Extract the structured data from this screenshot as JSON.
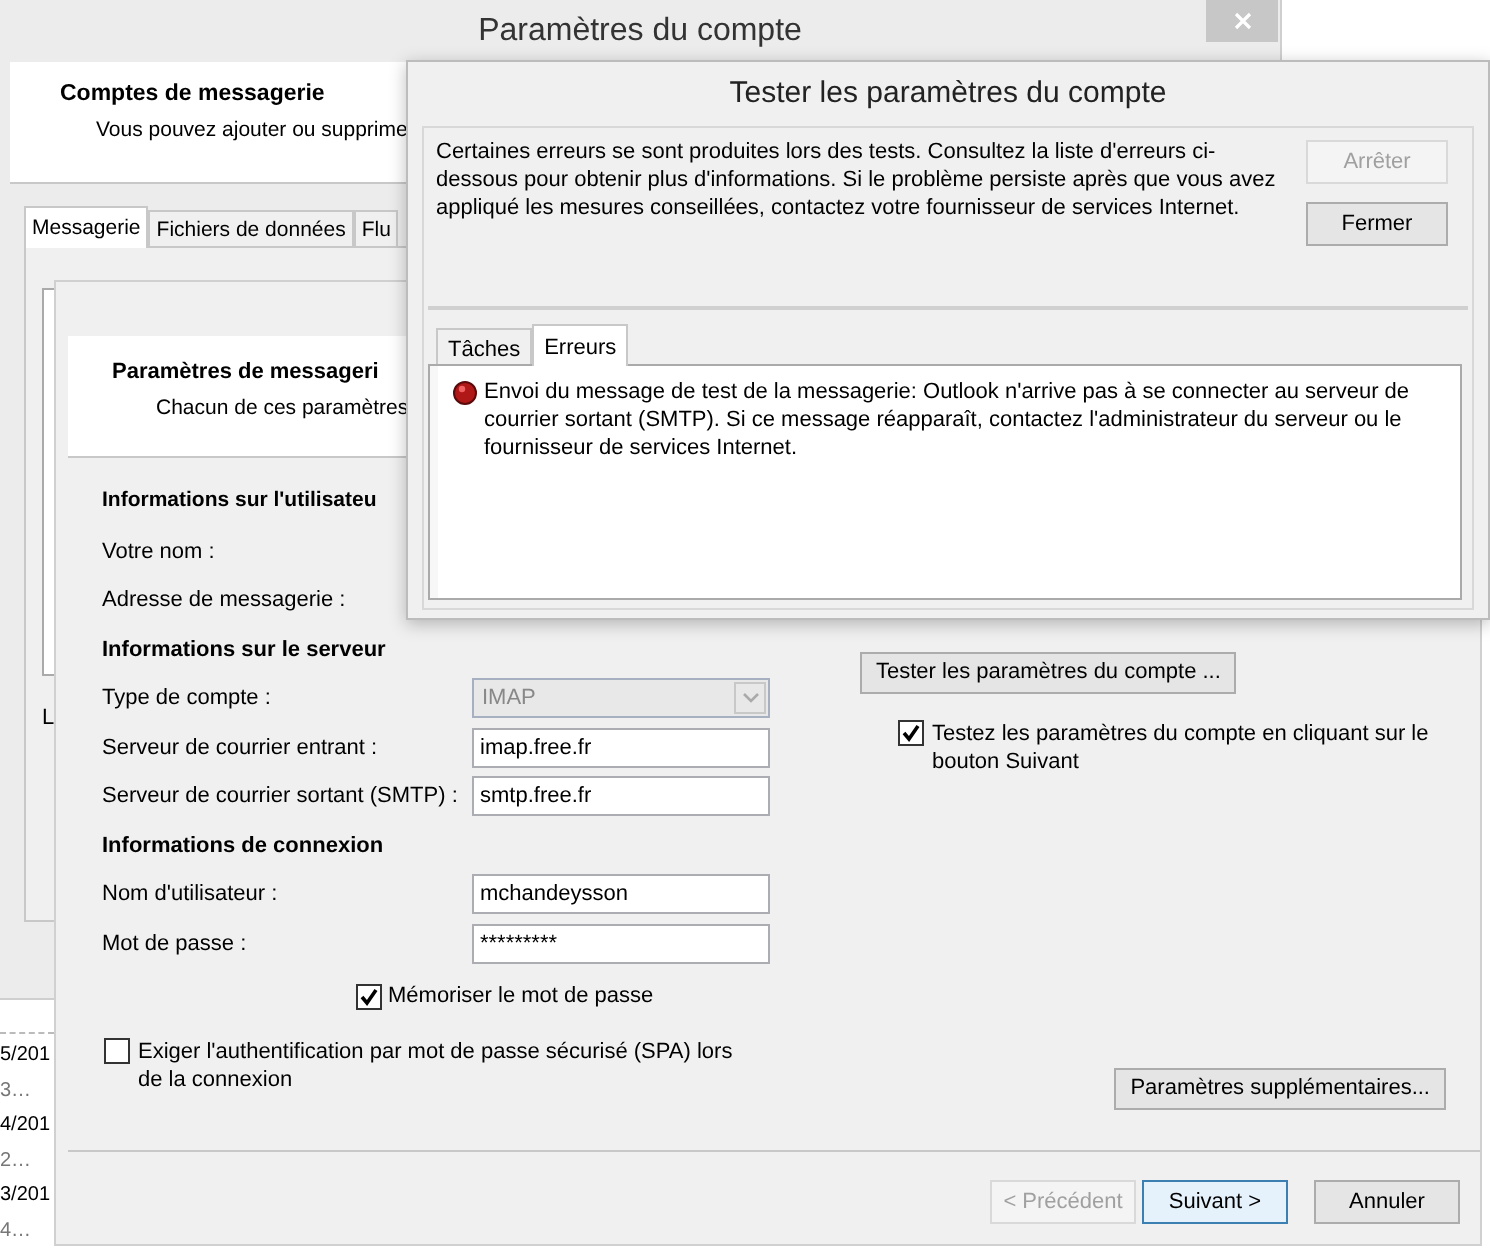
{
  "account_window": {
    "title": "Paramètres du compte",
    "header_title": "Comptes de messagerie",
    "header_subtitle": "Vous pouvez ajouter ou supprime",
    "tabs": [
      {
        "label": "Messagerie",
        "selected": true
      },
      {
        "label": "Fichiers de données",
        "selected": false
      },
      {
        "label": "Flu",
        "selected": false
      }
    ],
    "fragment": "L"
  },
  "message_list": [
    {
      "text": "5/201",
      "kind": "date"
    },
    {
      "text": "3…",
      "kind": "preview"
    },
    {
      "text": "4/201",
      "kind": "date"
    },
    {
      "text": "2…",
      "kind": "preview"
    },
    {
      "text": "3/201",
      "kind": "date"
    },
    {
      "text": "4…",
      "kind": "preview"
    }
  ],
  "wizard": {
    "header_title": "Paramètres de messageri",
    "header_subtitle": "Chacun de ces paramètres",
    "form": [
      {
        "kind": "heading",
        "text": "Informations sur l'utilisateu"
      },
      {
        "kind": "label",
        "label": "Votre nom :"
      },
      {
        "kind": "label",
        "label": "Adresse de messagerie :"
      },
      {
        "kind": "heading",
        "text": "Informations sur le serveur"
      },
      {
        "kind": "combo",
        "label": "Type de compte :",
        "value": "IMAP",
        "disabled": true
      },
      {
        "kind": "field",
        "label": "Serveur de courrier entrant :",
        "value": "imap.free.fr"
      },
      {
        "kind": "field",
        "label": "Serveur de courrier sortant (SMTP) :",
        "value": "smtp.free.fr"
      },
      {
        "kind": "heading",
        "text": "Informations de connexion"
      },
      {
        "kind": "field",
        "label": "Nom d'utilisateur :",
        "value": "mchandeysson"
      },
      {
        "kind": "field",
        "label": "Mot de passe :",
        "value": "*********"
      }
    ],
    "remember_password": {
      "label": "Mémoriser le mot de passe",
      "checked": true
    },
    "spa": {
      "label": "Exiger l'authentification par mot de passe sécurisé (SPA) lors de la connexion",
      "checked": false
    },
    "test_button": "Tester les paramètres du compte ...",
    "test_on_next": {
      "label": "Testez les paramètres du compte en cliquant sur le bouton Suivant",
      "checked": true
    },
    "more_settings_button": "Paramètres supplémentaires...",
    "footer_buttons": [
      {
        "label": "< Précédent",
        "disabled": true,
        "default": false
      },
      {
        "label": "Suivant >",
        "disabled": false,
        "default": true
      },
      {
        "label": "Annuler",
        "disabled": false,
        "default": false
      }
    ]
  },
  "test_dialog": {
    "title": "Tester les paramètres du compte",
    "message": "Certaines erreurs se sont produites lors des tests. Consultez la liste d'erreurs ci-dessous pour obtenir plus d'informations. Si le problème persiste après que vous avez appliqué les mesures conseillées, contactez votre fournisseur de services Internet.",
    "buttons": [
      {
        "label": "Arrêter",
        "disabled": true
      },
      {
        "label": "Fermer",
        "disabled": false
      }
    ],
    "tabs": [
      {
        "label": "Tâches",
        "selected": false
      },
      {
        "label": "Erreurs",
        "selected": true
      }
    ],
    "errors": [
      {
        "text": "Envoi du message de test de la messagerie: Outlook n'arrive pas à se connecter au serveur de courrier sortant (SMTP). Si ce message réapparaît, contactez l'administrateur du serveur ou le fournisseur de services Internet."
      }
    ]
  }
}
========================================================================
*Aim of the exercise*.
Find the lines holding "free" and list every one.

*Reply*.
        "value": "imap.free.fr"
        "value": "smtp.free.fr"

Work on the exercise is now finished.